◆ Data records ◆
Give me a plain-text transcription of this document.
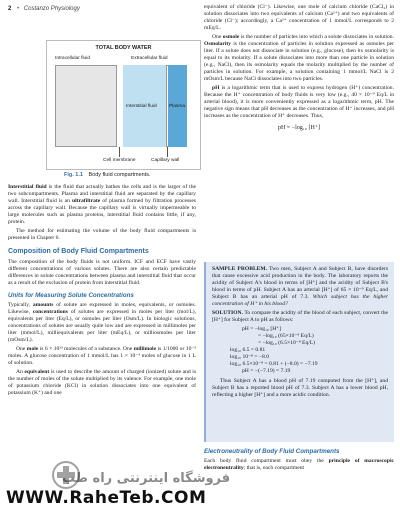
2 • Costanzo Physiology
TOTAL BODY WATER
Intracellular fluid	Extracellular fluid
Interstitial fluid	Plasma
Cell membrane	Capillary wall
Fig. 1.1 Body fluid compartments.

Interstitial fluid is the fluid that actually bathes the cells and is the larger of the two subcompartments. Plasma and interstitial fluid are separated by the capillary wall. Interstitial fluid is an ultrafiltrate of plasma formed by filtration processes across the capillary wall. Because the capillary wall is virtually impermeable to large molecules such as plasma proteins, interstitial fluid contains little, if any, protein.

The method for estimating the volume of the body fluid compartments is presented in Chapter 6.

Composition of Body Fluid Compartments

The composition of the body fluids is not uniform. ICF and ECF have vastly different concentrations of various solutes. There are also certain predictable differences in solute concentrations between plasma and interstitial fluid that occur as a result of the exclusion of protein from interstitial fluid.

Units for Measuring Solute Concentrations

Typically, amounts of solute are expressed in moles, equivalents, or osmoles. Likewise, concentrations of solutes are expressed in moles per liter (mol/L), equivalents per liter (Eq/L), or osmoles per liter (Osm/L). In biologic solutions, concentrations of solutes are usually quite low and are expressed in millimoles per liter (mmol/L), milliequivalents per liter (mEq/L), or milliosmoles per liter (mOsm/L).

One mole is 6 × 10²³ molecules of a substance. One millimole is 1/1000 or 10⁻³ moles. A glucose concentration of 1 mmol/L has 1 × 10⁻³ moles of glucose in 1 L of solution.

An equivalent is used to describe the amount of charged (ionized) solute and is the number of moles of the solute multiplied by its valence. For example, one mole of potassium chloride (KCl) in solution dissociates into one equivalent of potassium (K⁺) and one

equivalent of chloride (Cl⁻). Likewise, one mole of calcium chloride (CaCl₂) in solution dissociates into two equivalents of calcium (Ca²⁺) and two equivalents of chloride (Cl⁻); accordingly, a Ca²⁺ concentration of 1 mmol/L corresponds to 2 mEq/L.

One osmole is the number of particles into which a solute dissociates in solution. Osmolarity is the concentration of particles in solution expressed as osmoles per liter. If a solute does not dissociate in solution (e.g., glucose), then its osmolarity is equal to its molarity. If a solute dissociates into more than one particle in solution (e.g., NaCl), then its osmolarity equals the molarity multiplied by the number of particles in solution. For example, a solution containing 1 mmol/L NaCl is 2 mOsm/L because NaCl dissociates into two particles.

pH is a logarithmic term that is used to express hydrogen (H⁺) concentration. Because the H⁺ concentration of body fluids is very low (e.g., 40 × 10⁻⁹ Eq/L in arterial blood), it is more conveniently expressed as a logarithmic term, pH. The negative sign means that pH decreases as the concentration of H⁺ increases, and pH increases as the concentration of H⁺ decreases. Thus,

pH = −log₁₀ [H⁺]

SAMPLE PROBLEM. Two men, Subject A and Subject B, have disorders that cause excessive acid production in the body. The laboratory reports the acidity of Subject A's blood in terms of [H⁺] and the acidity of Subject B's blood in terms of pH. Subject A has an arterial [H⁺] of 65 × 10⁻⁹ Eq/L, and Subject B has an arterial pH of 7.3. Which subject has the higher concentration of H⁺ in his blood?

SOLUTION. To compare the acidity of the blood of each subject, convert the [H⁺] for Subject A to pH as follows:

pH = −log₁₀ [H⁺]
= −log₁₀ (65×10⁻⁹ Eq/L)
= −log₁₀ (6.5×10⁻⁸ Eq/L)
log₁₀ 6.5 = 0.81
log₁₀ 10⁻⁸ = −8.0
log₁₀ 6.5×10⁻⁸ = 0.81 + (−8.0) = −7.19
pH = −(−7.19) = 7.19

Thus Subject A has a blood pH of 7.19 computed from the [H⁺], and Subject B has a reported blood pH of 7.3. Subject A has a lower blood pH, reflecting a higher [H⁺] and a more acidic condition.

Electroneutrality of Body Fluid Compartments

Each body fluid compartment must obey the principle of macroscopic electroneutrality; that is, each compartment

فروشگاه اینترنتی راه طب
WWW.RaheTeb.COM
---
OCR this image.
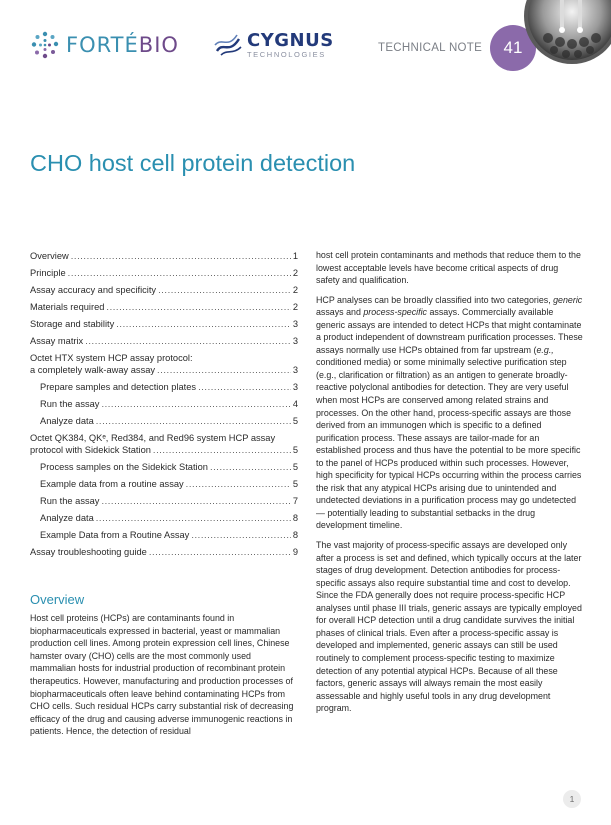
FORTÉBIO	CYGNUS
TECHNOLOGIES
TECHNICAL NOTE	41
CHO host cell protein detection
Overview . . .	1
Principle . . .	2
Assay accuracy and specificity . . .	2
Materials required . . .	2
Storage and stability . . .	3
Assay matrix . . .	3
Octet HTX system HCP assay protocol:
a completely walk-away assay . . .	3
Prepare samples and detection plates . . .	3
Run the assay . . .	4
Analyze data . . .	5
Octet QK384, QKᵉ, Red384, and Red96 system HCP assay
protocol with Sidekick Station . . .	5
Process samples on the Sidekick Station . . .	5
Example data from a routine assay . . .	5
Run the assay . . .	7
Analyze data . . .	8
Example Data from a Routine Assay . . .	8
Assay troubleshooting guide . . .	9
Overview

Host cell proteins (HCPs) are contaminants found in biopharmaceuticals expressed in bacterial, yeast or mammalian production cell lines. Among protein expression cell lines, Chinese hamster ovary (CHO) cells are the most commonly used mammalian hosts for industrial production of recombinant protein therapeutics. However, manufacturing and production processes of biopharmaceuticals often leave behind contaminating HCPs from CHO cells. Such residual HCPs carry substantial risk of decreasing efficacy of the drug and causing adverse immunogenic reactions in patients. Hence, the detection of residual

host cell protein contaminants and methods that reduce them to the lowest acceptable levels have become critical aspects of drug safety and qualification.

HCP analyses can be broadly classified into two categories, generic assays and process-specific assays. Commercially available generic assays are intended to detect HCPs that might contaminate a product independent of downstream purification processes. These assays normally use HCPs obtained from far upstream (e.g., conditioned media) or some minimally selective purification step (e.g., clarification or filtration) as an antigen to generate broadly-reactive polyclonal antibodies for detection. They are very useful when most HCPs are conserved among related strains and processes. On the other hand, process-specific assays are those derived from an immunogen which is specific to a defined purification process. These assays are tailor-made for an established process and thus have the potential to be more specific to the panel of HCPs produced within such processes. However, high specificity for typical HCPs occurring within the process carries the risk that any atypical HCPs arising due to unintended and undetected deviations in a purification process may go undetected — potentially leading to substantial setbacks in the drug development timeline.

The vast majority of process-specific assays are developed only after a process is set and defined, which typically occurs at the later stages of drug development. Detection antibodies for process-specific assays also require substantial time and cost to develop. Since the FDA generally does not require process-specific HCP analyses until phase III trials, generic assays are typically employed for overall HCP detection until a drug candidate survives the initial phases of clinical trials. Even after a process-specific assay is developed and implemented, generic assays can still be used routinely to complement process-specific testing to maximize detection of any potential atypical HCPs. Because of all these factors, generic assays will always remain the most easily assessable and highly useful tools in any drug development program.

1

◆ TO DO ◆
If a line in the data contains the string "liter", copy it.

◆ SOLVED PROBLEM ◆
Typically, amounts of solute are expressed in moles, equivalents, or osmoles. Likewise, concentrations of solutes are expressed in moles per liter (mol/L), equivalents per liter (Eq/L), or osmoles per liter (Osm/L). In biologic solutions, concentrations of solutes are usually quite low and are expressed in millimoles per liter (mmol/L), milliequivalents per liter (mEq/L), or milliosmoles per liter (mOsm/L).
One osmole is the number of particles into which a solute dissociates in solution. Osmolarity is the concentration of particles in solution expressed as osmoles per liter. If a solute does not dissociate in solution (e.g., glucose), then its osmolarity is equal to its molarity. If a solute dissociates into more than one particle in solution (e.g., NaCl), then its osmolarity equals the molarity multiplied by the number of particles in solution. For example, a solution containing 1 mmol/L NaCl is 2 mOsm/L because NaCl dissociates into two particles.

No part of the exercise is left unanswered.